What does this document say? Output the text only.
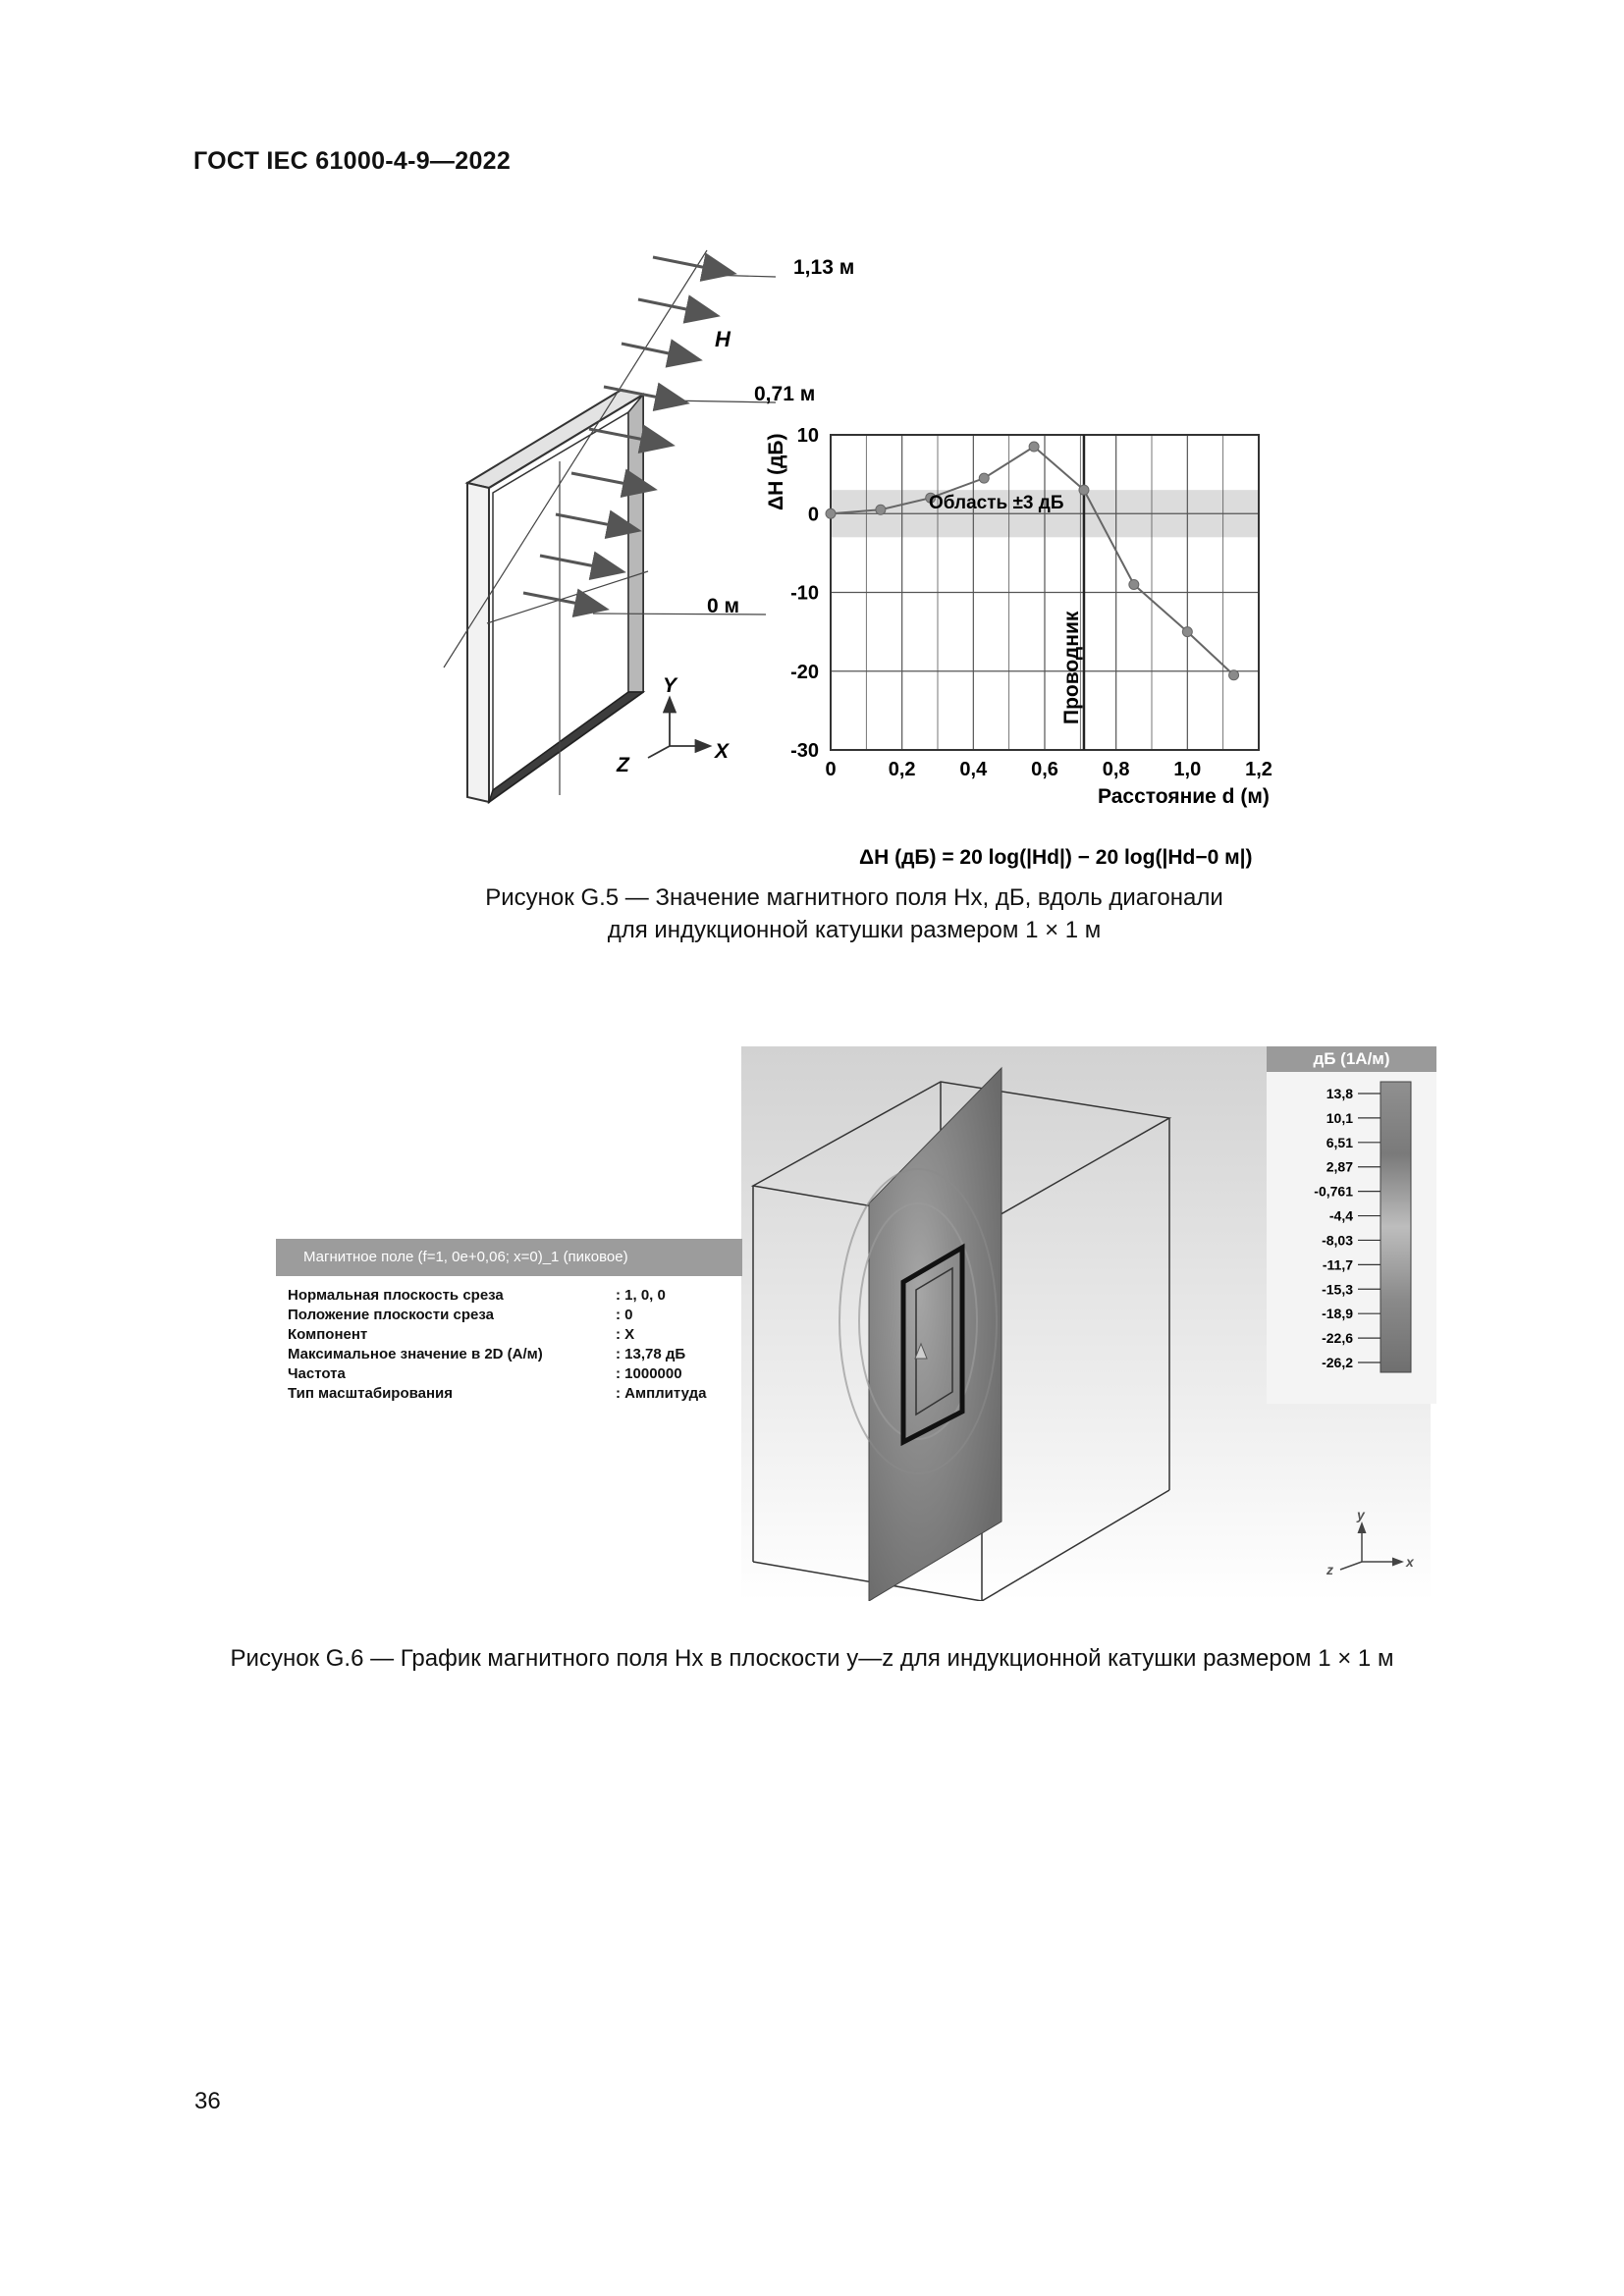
ГОСТ IEC 61000-4-9—2022
1,13 м
H
0,71 м
0 м
Y
X
Z	0	0,2 0,4 0,6 0,8 1,0 1,2
10
0
-10
-20
-30
Область ±3 дБ
Проводник
ΔH (дБ)
Расстояние d (м)
ΔH (дБ) = 20 log(|Hd|) − 20 log(|Hd−0 м|)
Рисунок G.5 — Значение магнитного поля Hx, дБ, вдоль диагонали
для индукционной катушки размером 1 × 1 м
y
x
z
дБ (1А/м)
13,8
10,1
6,51
2,87
-0,761
-4,4
-8,03
-11,7
-15,3
-18,9
-22,6
-26,2
Магнитное поле (f=1, 0e+0,06; x=0)_1 (пиковое)
Нормальная плоскость среза	: 1, 0, 0
Положение плоскости среза	: 0
Компонент	: X
Максимальное значение в 2D (А/м)	: 13,78 дБ
Частота	: 1000000
Тип масштабирования	: Амплитуда
Рисунок G.6 — График магнитного поля Hx в плоскости y—z для индукционной катушки размером 1 × 1 м
36
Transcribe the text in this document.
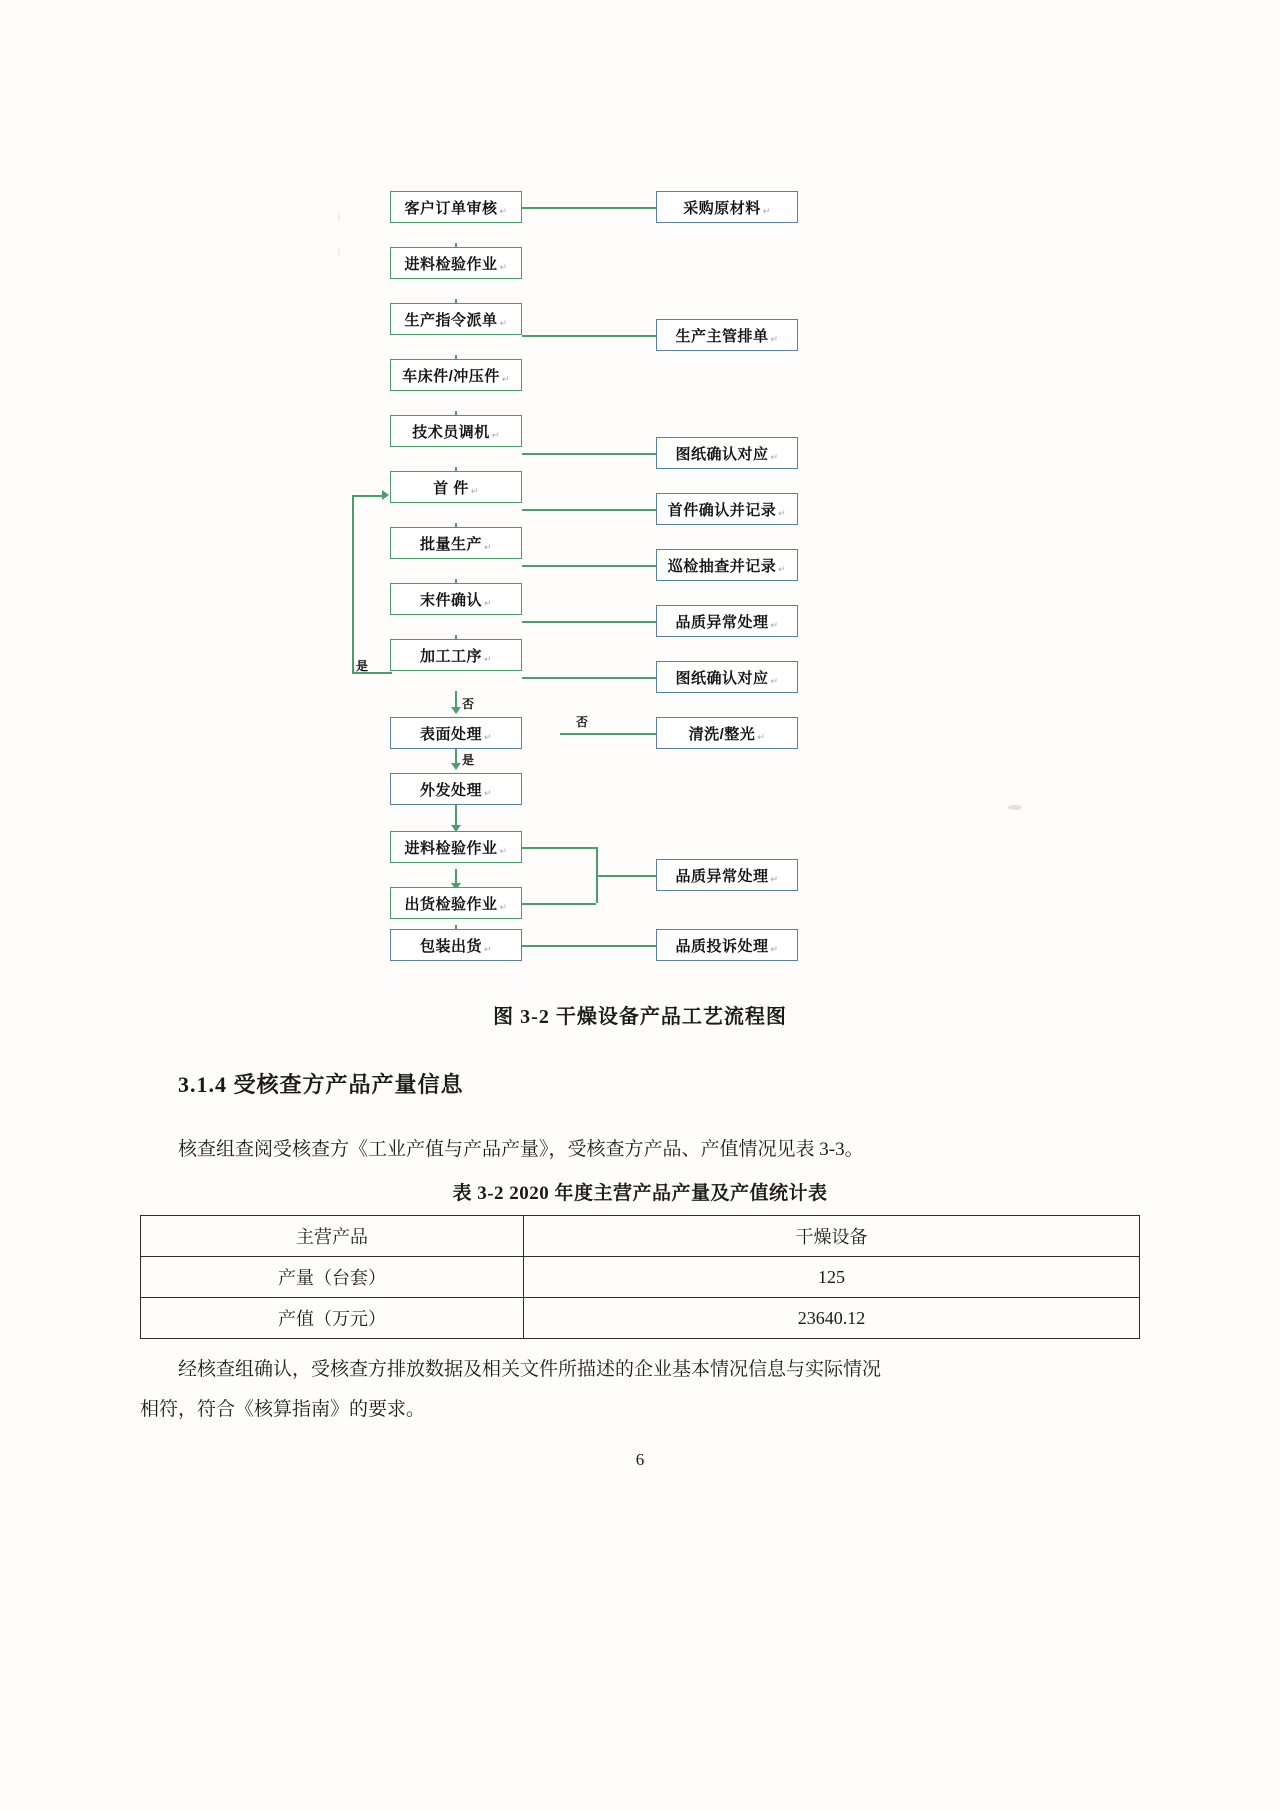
|
|
客户订单审核 ↵
进料检验作业 ↵
生产指令派单 ↵
车床件/冲压件 ↵
技术员调机 ↵
首 件 ↵
批量生产 ↵
末件确认 ↵
加工工序 ↵
表面处理 ↵
外发处理 ↵
进料检验作业 ↵
出货检验作业 ↵
包装出货 ↵
采购原材料 ↵
生产主管排单 ↵
图纸确认对应 ↵
首件确认并记录 ↵
巡检抽查并记录 ↵
品质异常处理 ↵
图纸确认对应 ↵
清洗/整光 ↵
品质异常处理 ↵
品质投诉处理 ↵
是
否
是
否
图 3-2 干燥设备产品工艺流程图
3.1.4 受核查方产品产量信息
核查组查阅受核查方《工业产值与产品产量》，受核查方产品、产值情况见表 3-3。
表 3-2 2020 年度主营产品产量及产值统计表
主营产品	干燥设备
产量（台套）	125
产值（万元）	23640.12
经核查组确认，受核查方排放数据及相关文件所描述的企业基本情况信息与实际情况
相符，符合《核算指南》的要求。
6
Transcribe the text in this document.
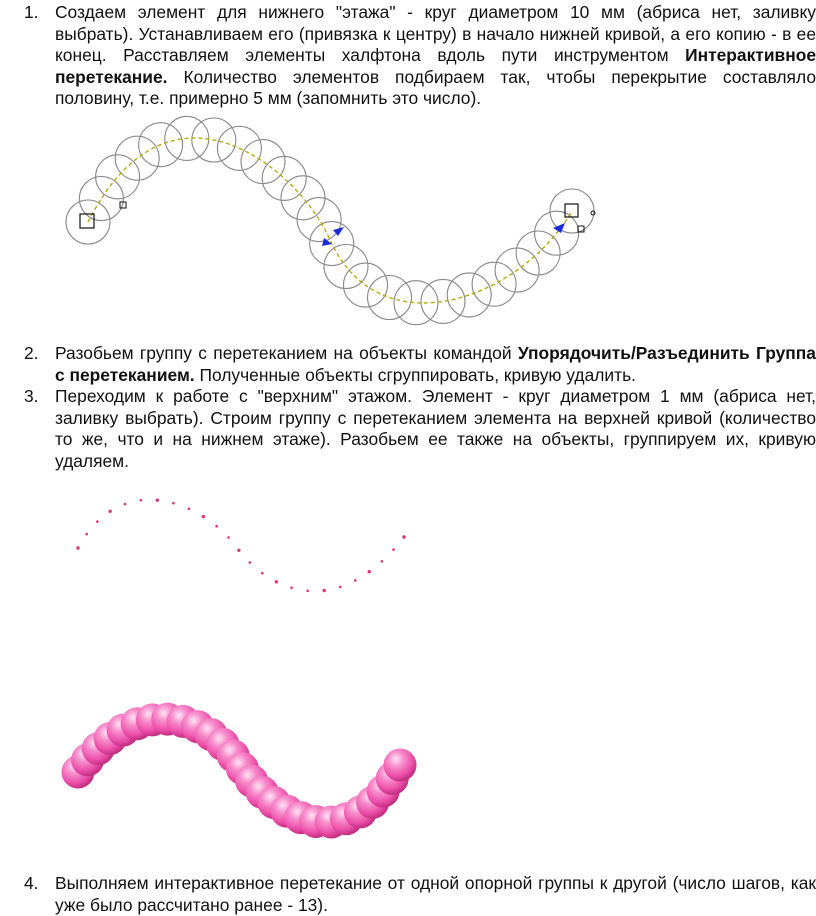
1. Создаем элемент для нижнего "этажа" - круг диаметром 10 мм (абриса нет, заливку выбрать). Устанавливаем его (привязка к центру) в начало нижней кривой, а его копию - в ее конец. Расставляем элементы халфтона вдоль пути инструментом Интерактивное перетекание. Количество элементов подбираем так, чтобы перекрытие составляло половину, т.е. примерно 5 мм (запомнить это число).
2. Разобьем группу с перетеканием на объекты командой Упорядочить/Разъединить Группа с перетеканием. Полученные объекты сгруппировать, кривую удалить.
3. Переходим к работе с "верхним" этажом. Элемент - круг диаметром 1 мм (абриса нет, заливку выбрать). Строим группу с перетеканием элемента на верхней кривой (количество то же, что и на нижнем этаже). Разобьем ее также на объекты, группируем их, кривую удаляем.
4. Выполняем интерактивное перетекание от одной опорной группы к другой (число шагов, как уже было рассчитано ранее - 13).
■ ■ ■ ■ ■
# Short exercise:
The data above should be repeated exactly, minus any pictures.

# Expected answer:
What does this document say? Output the text only.
ГОСТ IEC 61000-4-9—2022
1,13 м
H
0,71 м
0 м
Y
X
Z	0	0,2 0,4 0,6 0,8 1,0 1,2
10
0
-10
-20
-30
Область ±3 дБ
Проводник
ΔH (дБ)
Расстояние d (м)
ΔH (дБ) = 20 log(|Hd|) − 20 log(|Hd−0 м|)
Рисунок G.5 — Значение магнитного поля Hx, дБ, вдоль диагонали
для индукционной катушки размером 1 × 1 м
y
x
z
дБ (1А/м)
13,8
10,1
6,51
2,87
-0,761
-4,4
-8,03
-11,7
-15,3
-18,9
-22,6
-26,2
Магнитное поле (f=1, 0e+0,06; x=0)_1 (пиковое)
Нормальная плоскость среза	: 1, 0, 0
Положение плоскости среза	: 0
Компонент	: X
Максимальное значение в 2D (А/м)	: 13,78 дБ
Частота	: 1000000
Тип масштабирования	: Амплитуда
Рисунок G.6 — График магнитного поля Hx в плоскости y—z для индукционной катушки размером 1 × 1 м
36
Transcribe the text in this document.
|
|
客户订单审核 ↵
进料检验作业 ↵
生产指令派单 ↵
车床件/冲压件 ↵
技术员调机 ↵
首 件 ↵
批量生产 ↵
末件确认 ↵
加工工序 ↵
表面处理 ↵
外发处理 ↵
进料检验作业 ↵
出货检验作业 ↵
包装出货 ↵
采购原材料 ↵
生产主管排单 ↵
图纸确认对应 ↵
首件确认并记录 ↵
巡检抽查并记录 ↵
品质异常处理 ↵
图纸确认对应 ↵
清洗/整光 ↵
品质异常处理 ↵
品质投诉处理 ↵
是
否
是
否
图 3-2 干燥设备产品工艺流程图
3.1.4 受核查方产品产量信息
核查组查阅受核查方《工业产值与产品产量》，受核查方产品、产值情况见表 3-3。
表 3-2 2020 年度主营产品产量及产值统计表
主营产品	干燥设备
产量（台套）	125
产值（万元）	23640.12
经核查组确认，受核查方排放数据及相关文件所描述的企业基本情况信息与实际情况
相符，符合《核算指南》的要求。
6
Transcribe the text in this document.
1. Создаем элемент для нижнего "этажа" - круг диаметром 10 мм (абриса нет, заливку выбрать). Устанавливаем его (привязка к центру) в начало нижней кривой, а его копию - в ее конец. Расставляем элементы халфтона вдоль пути инструментом Интерактивное перетекание. Количество элементов подбираем так, чтобы перекрытие составляло половину, т.е. примерно 5 мм (запомнить это число).
2. Разобьем группу с перетеканием на объекты командой Упорядочить/Разъединить Группа с перетеканием. Полученные объекты сгруппировать, кривую удалить.
3. Переходим к работе с "верхним" этажом. Элемент - круг диаметром 1 мм (абриса нет, заливку выбрать). Строим группу с перетеканием элемента на верхней кривой (количество то же, что и на нижнем этаже). Разобьем ее также на объекты, группируем их, кривую удаляем.
4. Выполняем интерактивное перетекание от одной опорной группы к другой (число шагов, как уже было рассчитано ранее - 13).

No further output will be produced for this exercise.